Nothing in the records may be left out or altered; reproduce them all exactly.

> **Source material**:

-.-.-

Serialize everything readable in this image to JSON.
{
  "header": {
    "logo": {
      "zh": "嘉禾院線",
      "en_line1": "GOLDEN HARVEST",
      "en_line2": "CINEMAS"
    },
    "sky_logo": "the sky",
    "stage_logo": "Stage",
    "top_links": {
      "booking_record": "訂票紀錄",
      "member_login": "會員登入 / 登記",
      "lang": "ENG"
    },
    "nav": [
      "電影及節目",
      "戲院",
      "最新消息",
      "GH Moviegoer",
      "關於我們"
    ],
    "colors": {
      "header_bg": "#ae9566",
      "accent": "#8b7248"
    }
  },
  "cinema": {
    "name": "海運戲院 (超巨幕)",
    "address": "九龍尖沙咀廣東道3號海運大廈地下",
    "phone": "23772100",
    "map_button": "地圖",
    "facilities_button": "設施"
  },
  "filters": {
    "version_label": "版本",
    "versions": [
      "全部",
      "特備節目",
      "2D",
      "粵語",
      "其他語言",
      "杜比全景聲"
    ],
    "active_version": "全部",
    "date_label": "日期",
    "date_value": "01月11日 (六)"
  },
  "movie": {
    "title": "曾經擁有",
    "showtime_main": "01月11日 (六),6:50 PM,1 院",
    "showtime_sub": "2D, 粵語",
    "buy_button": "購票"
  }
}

-.-.-

> **Solution to this problem**:
Serialize everything readable in this image to JSON.
{
  "header": {
    "logo": {
      "zh": "嘉禾院線",
      "en_line1": "GOLDEN HARVEST",
      "en_line2": "CINEMAS"
    },
    "sky_logo": "the sky",
    "stage_logo": "Stage",
    "top_links": {
      "booking_record": "訂票紀錄",
      "member_login": "會員登入 / 登記",
      "lang": "ENG"
    },
    "nav": [
      "電影及節目",
      "戲院",
      "最新消息",
      "GH Moviegoer",
      "關於我們"
    ],
    "colors": {
      "header_bg": "#ae9566",
      "accent": "#8b7248"
    }
  },
  "cinema": {
    "name": "海運戲院 (超巨幕)",
    "address": "九龍尖沙咀廣東道3號海運大廈地下",
    "phone": "23772100",
    "map_button": "地圖",
    "facilities_button": "設施"
  },
  "filters": {
    "version_label": "版本",
    "versions": [
      "全部",
      "特備節目",
      "2D",
      "粵語",
      "其他語言",
      "杜比全景聲"
    ],
    "active_version": "全部",
    "date_label": "日期",
    "date_value": "01月11日 (六)"
  },
  "movie": {
    "title": "曾經擁有",
    "showtime_main": "01月11日 (六),6:50 PM,1 院",
    "showtime_sub": "2D, 粵語",
    "buy_button": "購票"
  }
}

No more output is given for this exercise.